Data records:
· · ·

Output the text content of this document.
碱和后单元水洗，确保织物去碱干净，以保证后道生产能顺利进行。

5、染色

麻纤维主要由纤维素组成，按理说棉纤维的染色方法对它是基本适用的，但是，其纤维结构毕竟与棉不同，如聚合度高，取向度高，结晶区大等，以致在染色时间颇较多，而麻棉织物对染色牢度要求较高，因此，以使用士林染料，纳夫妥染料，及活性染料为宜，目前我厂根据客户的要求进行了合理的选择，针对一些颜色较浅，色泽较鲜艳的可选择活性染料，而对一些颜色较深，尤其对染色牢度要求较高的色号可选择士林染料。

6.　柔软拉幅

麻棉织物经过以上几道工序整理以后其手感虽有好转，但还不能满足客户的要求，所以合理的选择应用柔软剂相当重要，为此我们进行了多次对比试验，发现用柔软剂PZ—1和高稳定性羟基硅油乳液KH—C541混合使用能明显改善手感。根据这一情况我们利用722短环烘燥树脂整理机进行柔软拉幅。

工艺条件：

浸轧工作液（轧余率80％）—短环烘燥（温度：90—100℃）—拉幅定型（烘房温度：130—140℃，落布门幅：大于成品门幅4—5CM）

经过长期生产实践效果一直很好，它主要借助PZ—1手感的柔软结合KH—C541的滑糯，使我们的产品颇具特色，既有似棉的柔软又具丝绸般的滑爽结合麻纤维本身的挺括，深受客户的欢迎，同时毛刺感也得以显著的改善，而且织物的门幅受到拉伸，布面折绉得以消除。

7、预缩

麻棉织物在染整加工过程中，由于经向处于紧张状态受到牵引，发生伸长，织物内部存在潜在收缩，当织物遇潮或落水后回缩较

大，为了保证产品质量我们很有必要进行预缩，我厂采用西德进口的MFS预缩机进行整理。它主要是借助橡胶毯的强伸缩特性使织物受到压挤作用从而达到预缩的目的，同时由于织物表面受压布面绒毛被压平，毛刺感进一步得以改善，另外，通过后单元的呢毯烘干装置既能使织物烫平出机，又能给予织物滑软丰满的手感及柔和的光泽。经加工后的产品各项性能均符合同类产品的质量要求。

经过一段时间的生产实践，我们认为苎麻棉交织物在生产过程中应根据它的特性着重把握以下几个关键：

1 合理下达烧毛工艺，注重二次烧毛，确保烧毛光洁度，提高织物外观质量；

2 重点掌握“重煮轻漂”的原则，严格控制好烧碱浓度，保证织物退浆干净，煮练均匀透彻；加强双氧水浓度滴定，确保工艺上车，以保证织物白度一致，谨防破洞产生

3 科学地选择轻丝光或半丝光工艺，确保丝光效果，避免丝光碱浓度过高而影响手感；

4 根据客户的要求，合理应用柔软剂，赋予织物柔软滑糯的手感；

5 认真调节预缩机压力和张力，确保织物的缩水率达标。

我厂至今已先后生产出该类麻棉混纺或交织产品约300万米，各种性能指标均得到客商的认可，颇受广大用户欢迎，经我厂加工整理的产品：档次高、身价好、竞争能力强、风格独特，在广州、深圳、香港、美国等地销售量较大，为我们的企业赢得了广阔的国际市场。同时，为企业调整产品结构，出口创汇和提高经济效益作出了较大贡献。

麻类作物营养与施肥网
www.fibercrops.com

· · ·

Exercise details —
Return the whole listing exactly, with every line included.

Answer for the task —
Output the text content of this document.
碱和后单元水洗，确保织物去碱干净，以保证后道生产能顺利进行。

5、染色

麻纤维主要由纤维素组成，按理说棉纤维的染色方法对它是基本适用的，但是，其纤维结构毕竟与棉不同，如聚合度高，取向度高，结晶区大等，以致在染色时间颇较多，而麻棉织物对染色牢度要求较高，因此，以使用士林染料，纳夫妥染料，及活性染料为宜，目前我厂根据客户的要求进行了合理的选择，针对一些颜色较浅，色泽较鲜艳的可选择活性染料，而对一些颜色较深，尤其对染色牢度要求较高的色号可选择士林染料。

6.　柔软拉幅

麻棉织物经过以上几道工序整理以后其手感虽有好转，但还不能满足客户的要求，所以合理的选择应用柔软剂相当重要，为此我们进行了多次对比试验，发现用柔软剂PZ—1和高稳定性羟基硅油乳液KH—C541混合使用能明显改善手感。根据这一情况我们利用722短环烘燥树脂整理机进行柔软拉幅。

工艺条件：

浸轧工作液（轧余率80％）—短环烘燥（温度：90—100℃）—拉幅定型（烘房温度：130—140℃，落布门幅：大于成品门幅4—5CM）

经过长期生产实践效果一直很好，它主要借助PZ—1手感的柔软结合KH—C541的滑糯，使我们的产品颇具特色，既有似棉的柔软又具丝绸般的滑爽结合麻纤维本身的挺括，深受客户的欢迎，同时毛刺感也得以显著的改善，而且织物的门幅受到拉伸，布面折绉得以消除。

7、预缩

麻棉织物在染整加工过程中，由于经向处于紧张状态受到牵引，发生伸长，织物内部存在潜在收缩，当织物遇潮或落水后回缩较

大，为了保证产品质量我们很有必要进行预缩，我厂采用西德进口的MFS预缩机进行整理。它主要是借助橡胶毯的强伸缩特性使织物受到压挤作用从而达到预缩的目的，同时由于织物表面受压布面绒毛被压平，毛刺感进一步得以改善，另外，通过后单元的呢毯烘干装置既能使织物烫平出机，又能给予织物滑软丰满的手感及柔和的光泽。经加工后的产品各项性能均符合同类产品的质量要求。

经过一段时间的生产实践，我们认为苎麻棉交织物在生产过程中应根据它的特性着重把握以下几个关键：

1 合理下达烧毛工艺，注重二次烧毛，确保烧毛光洁度，提高织物外观质量；

2 重点掌握“重煮轻漂”的原则，严格控制好烧碱浓度，保证织物退浆干净，煮练均匀透彻；加强双氧水浓度滴定，确保工艺上车，以保证织物白度一致，谨防破洞产生

3 科学地选择轻丝光或半丝光工艺，确保丝光效果，避免丝光碱浓度过高而影响手感；

4 根据客户的要求，合理应用柔软剂，赋予织物柔软滑糯的手感；

5 认真调节预缩机压力和张力，确保织物的缩水率达标。

我厂至今已先后生产出该类麻棉混纺或交织产品约300万米，各种性能指标均得到客商的认可，颇受广大用户欢迎，经我厂加工整理的产品：档次高、身价好、竞争能力强、风格独特，在广州、深圳、香港、美国等地销售量较大，为我们的企业赢得了广阔的国际市场。同时，为企业调整产品结构，出口创汇和提高经济效益作出了较大贡献。

麻类作物营养与施肥网
www.fibercrops.com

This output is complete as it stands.